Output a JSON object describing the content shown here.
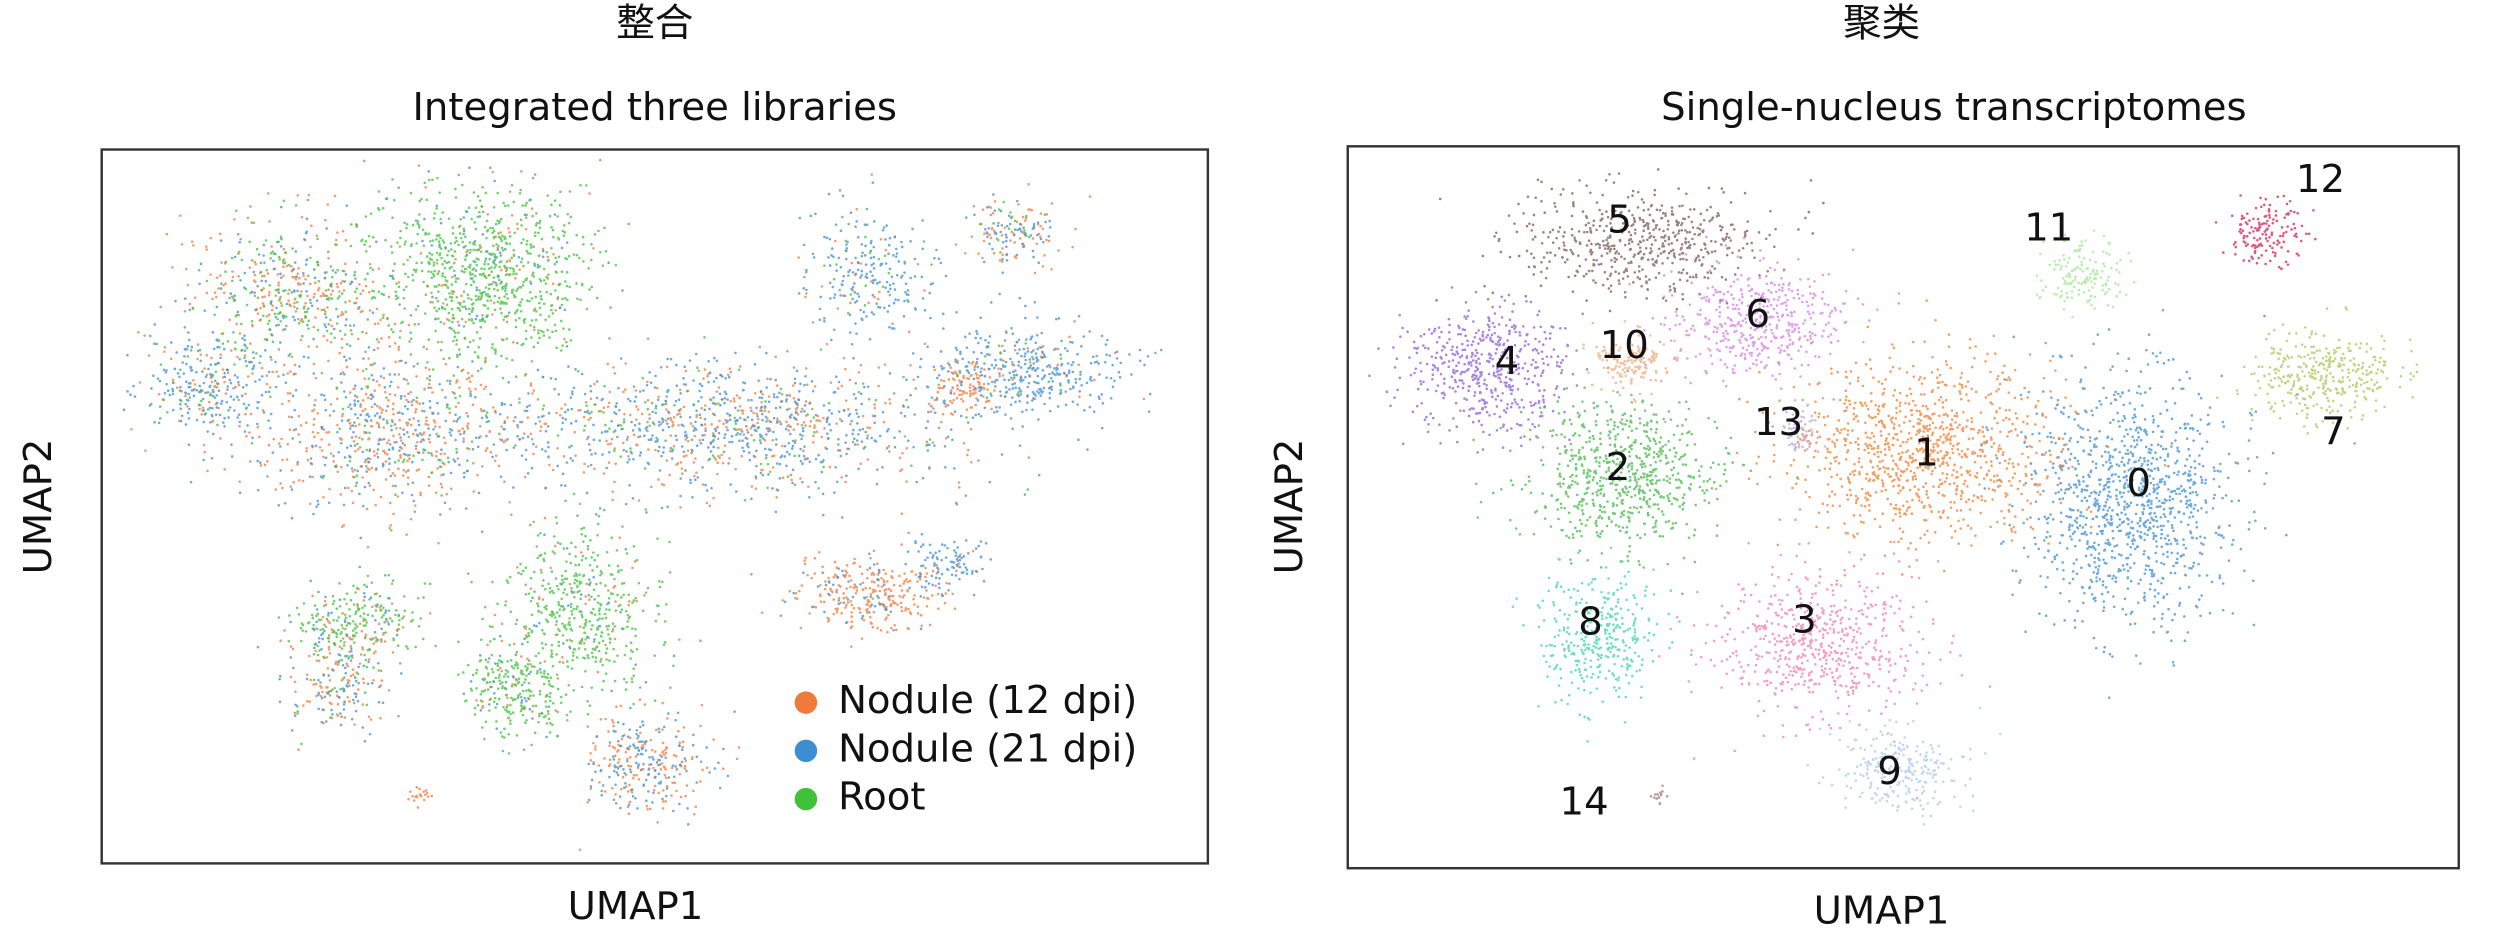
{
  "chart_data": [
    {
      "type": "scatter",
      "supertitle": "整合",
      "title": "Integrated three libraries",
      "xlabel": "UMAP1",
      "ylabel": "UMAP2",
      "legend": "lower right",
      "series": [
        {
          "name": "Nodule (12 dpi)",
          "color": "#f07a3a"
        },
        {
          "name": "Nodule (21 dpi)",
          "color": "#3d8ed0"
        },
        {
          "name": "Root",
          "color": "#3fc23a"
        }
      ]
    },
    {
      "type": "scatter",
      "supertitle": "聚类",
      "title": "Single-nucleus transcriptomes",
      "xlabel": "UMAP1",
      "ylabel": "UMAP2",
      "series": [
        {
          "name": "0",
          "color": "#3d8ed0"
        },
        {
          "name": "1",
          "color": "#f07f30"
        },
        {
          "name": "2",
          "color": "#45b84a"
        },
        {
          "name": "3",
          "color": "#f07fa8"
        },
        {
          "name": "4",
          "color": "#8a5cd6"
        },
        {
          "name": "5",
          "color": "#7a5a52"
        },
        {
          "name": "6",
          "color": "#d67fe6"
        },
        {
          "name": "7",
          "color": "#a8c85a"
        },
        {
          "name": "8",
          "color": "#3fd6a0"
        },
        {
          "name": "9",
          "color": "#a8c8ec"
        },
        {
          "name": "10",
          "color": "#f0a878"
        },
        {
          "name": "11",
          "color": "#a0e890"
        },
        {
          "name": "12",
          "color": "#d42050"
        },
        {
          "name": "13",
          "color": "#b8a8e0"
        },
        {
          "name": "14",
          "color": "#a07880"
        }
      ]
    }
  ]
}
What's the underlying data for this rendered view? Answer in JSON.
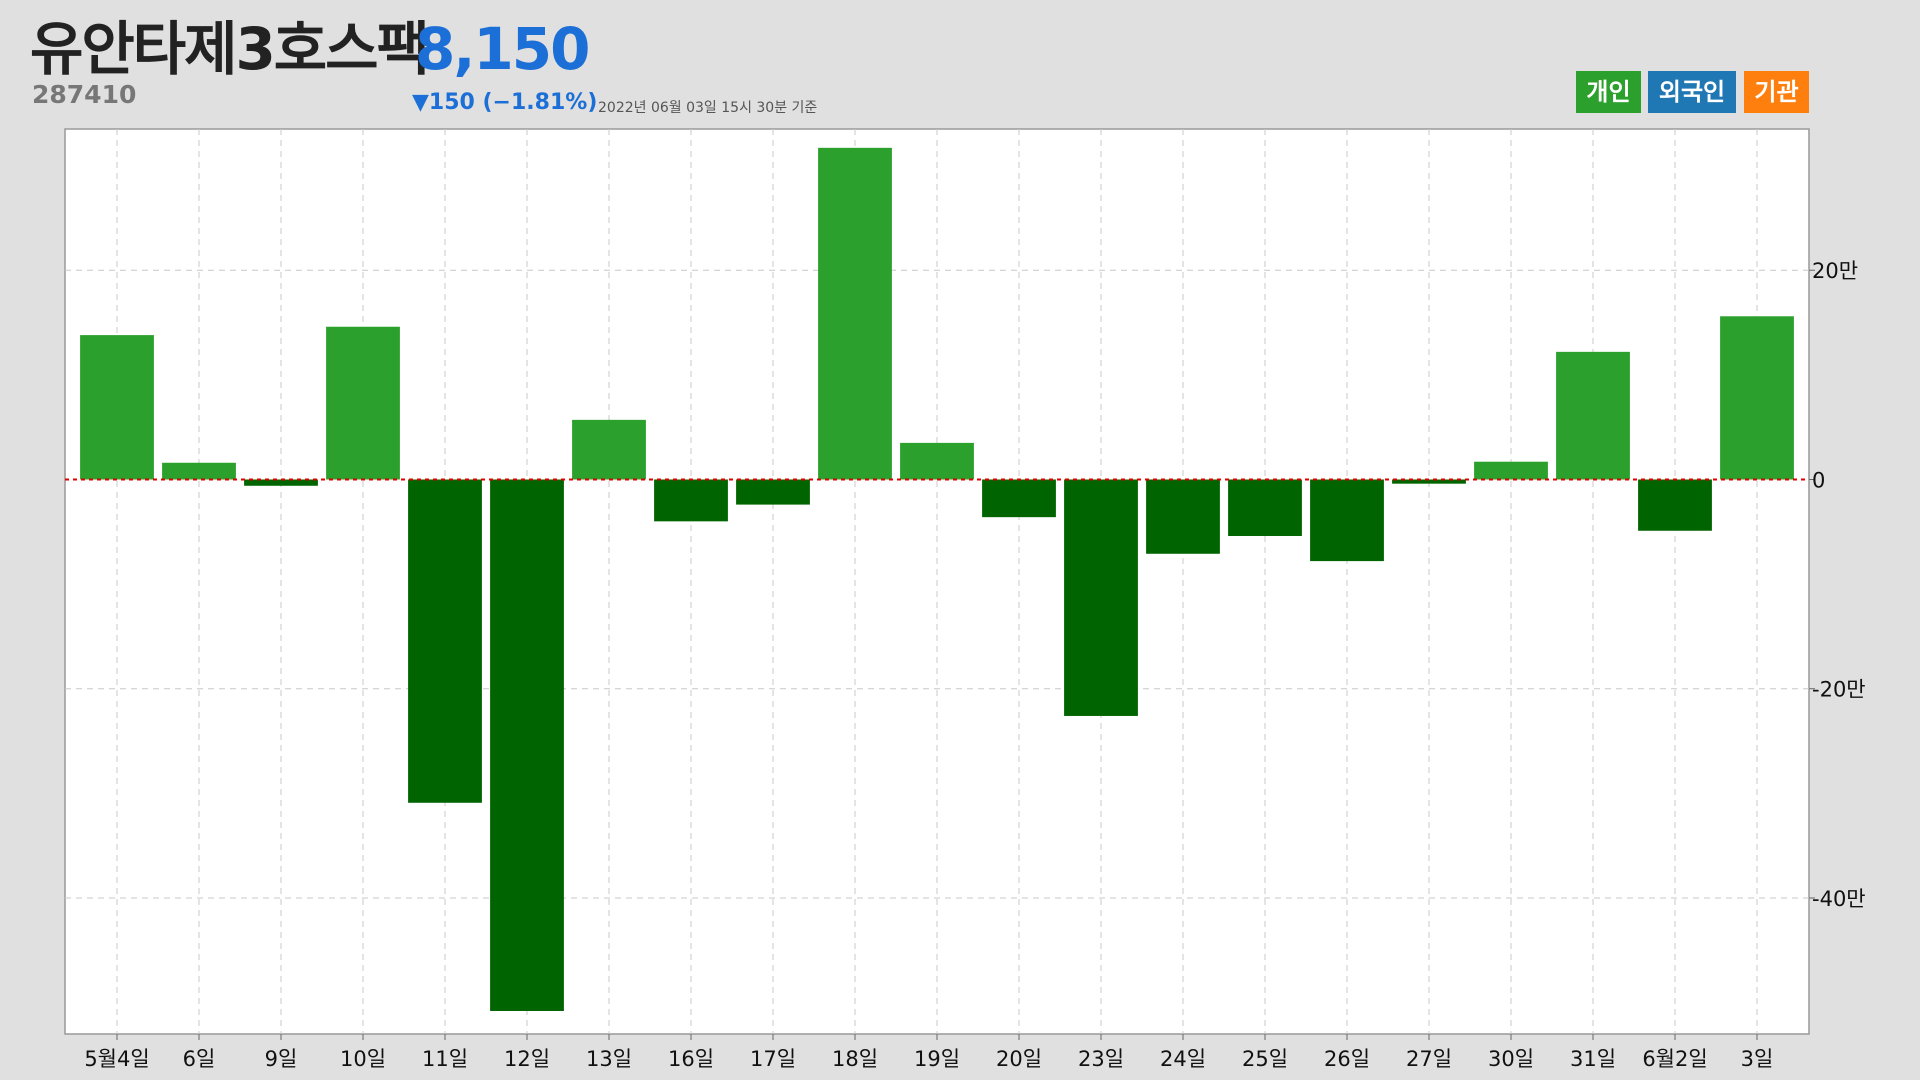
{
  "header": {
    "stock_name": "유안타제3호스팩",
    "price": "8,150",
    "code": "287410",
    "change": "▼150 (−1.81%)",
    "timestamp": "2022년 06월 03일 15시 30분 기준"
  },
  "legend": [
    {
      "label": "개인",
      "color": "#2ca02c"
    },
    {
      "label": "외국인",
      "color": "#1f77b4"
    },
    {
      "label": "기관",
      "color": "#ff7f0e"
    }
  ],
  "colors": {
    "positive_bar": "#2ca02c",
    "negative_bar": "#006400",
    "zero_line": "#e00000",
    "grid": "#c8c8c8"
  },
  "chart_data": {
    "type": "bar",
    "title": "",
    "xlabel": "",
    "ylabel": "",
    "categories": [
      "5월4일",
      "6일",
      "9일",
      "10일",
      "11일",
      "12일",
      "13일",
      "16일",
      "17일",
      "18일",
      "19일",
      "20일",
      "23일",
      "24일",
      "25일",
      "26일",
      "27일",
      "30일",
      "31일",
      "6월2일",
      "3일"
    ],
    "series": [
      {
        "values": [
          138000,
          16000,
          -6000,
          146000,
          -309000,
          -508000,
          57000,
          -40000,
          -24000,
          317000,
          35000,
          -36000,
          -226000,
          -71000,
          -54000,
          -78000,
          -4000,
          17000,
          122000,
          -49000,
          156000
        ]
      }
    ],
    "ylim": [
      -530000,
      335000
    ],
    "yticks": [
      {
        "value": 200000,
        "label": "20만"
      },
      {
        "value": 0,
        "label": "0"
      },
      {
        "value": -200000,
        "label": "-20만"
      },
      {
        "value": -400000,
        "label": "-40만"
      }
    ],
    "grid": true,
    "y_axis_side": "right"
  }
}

····················

Exercise: Where a line above holds the string "right", show that line.

Written solution:
      "legend": "lower right",
    "y_axis_side": "right"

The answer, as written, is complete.